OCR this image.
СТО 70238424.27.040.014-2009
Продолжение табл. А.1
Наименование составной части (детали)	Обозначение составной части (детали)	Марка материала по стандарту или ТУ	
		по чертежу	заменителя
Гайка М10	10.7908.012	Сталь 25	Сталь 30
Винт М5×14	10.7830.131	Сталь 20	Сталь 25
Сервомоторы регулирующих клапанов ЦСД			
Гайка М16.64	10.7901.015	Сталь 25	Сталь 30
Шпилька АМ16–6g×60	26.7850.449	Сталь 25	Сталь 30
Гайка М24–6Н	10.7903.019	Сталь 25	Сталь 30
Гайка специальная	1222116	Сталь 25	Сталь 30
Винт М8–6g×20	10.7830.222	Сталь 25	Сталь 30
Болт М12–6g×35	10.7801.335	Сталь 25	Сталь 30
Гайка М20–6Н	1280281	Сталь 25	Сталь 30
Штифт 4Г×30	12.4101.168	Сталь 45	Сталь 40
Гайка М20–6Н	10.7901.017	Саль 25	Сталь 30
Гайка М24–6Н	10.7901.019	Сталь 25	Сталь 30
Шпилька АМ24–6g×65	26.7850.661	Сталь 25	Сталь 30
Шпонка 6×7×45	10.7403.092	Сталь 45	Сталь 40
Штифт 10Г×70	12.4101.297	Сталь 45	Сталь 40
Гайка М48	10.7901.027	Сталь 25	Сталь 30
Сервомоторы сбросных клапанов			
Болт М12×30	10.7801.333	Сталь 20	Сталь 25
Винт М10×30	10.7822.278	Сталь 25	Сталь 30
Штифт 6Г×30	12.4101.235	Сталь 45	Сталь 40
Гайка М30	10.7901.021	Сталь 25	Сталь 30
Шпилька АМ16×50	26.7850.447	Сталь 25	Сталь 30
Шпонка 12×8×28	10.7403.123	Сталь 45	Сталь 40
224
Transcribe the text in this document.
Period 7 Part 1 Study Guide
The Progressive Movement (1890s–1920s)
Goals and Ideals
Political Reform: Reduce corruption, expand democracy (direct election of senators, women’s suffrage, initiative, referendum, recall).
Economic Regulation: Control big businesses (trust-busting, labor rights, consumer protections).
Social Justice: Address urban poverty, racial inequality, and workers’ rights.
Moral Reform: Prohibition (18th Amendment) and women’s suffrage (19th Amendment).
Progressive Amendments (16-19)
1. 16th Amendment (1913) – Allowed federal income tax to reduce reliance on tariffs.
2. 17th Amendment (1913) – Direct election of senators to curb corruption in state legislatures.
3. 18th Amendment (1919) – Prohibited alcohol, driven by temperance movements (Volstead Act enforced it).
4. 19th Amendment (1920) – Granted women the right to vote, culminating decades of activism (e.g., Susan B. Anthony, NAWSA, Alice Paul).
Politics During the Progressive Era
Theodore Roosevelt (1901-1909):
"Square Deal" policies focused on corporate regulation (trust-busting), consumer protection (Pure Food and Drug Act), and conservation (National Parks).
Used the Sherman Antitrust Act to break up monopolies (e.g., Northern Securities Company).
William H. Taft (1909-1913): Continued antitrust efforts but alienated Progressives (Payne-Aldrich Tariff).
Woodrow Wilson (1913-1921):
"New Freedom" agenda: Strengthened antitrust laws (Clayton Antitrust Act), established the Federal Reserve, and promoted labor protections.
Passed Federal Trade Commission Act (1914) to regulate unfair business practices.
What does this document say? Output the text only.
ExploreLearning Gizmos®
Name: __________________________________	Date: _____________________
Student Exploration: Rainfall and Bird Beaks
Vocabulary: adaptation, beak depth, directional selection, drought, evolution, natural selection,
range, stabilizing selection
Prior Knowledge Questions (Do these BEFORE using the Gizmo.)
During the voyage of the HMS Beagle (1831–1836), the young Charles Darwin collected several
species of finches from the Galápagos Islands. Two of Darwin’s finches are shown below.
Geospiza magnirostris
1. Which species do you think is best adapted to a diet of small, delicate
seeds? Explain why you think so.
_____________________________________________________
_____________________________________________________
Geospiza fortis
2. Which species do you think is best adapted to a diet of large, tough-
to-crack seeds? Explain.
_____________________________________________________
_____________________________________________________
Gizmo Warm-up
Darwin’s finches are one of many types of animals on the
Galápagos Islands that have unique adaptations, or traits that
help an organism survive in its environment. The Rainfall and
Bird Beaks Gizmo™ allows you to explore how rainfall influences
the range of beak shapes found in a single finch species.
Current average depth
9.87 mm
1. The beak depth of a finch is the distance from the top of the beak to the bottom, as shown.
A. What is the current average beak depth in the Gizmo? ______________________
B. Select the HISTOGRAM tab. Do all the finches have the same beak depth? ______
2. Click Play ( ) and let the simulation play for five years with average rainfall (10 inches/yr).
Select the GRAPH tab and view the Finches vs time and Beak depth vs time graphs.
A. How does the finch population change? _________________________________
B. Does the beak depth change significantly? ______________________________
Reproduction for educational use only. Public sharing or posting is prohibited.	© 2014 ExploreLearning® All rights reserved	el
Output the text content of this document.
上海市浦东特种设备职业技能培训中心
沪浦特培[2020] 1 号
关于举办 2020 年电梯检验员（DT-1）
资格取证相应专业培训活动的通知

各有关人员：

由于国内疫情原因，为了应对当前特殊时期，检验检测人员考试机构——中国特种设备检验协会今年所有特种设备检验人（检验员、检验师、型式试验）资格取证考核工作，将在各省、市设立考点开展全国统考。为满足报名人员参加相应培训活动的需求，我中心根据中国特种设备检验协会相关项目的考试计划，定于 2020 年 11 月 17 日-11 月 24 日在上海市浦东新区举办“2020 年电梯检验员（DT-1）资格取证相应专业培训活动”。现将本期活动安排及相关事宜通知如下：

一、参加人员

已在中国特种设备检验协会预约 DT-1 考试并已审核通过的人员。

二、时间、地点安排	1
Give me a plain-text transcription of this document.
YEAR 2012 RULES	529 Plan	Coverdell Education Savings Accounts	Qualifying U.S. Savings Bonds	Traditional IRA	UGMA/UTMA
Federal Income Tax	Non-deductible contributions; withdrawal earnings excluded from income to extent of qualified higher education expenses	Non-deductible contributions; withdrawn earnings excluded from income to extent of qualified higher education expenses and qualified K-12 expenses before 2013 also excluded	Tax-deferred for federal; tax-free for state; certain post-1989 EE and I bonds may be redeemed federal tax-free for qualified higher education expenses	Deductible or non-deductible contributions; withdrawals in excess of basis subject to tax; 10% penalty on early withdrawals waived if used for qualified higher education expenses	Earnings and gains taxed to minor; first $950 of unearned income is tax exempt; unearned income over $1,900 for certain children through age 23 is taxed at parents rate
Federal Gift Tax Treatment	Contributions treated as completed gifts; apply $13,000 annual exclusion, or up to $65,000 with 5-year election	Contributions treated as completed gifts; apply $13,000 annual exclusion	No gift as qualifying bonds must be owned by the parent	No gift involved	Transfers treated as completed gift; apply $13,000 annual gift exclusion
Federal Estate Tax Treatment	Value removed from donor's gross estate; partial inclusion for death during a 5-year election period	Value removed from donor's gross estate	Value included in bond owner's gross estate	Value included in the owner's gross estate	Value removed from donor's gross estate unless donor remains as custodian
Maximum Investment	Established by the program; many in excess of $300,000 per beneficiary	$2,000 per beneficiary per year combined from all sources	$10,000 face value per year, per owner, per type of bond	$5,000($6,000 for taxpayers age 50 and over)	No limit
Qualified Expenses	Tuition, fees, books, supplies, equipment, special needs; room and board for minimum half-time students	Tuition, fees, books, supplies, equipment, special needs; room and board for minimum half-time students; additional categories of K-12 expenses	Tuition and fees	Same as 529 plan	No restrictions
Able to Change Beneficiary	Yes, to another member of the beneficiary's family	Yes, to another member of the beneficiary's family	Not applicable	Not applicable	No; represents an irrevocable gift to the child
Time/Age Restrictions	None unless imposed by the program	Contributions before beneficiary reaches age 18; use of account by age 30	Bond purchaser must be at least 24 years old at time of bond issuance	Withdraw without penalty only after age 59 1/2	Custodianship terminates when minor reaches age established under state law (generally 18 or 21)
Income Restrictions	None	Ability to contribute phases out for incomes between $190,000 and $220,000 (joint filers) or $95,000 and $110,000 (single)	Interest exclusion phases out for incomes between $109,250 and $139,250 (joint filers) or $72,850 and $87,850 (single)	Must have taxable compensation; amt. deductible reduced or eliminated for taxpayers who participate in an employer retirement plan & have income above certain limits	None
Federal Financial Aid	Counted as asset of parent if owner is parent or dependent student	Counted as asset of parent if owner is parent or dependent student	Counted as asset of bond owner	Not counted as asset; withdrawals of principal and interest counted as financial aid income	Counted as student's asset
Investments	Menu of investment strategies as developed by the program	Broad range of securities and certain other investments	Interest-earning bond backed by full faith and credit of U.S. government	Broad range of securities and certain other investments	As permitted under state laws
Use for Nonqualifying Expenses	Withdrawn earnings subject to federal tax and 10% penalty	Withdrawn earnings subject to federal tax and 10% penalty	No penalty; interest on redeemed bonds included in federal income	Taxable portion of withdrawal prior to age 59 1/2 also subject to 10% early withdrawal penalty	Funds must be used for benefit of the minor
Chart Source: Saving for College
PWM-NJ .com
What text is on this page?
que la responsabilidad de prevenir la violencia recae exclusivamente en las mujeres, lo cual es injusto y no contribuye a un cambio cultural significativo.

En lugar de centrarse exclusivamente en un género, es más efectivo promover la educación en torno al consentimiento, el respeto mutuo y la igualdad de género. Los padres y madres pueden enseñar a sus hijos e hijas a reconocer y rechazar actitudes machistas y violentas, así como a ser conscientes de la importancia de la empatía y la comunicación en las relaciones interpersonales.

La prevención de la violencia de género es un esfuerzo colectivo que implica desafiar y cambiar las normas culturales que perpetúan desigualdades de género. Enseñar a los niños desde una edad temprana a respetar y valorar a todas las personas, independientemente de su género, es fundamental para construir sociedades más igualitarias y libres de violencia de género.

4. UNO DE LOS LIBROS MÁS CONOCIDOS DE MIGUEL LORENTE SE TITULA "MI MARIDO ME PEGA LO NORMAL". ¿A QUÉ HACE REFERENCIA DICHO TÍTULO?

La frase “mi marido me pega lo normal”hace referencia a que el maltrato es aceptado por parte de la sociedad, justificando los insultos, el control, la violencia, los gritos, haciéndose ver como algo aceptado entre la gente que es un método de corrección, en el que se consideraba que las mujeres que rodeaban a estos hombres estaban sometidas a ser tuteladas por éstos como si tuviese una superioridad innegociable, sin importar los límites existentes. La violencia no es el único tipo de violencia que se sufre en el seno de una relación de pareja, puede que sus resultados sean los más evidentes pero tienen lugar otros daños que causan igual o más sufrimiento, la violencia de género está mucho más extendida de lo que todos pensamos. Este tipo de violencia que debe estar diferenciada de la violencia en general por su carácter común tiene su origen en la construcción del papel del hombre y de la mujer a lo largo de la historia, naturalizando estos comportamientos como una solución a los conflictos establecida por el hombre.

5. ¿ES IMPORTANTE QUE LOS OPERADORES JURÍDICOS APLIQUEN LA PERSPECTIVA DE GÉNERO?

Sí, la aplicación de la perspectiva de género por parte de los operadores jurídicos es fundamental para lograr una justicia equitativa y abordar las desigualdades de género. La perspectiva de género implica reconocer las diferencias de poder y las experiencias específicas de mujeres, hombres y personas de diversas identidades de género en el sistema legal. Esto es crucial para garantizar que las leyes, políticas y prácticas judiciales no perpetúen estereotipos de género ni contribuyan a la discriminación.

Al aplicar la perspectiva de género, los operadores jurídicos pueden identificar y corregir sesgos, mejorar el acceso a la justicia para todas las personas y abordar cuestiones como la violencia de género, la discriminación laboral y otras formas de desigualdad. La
-----
● Challenge: Report all lines of the data above that include the string "Beaks".

● Final result:
Student Exploration: Rainfall and Bird Beaks
Bird Beaks Gizmo™ allows you to explore how rainfall influences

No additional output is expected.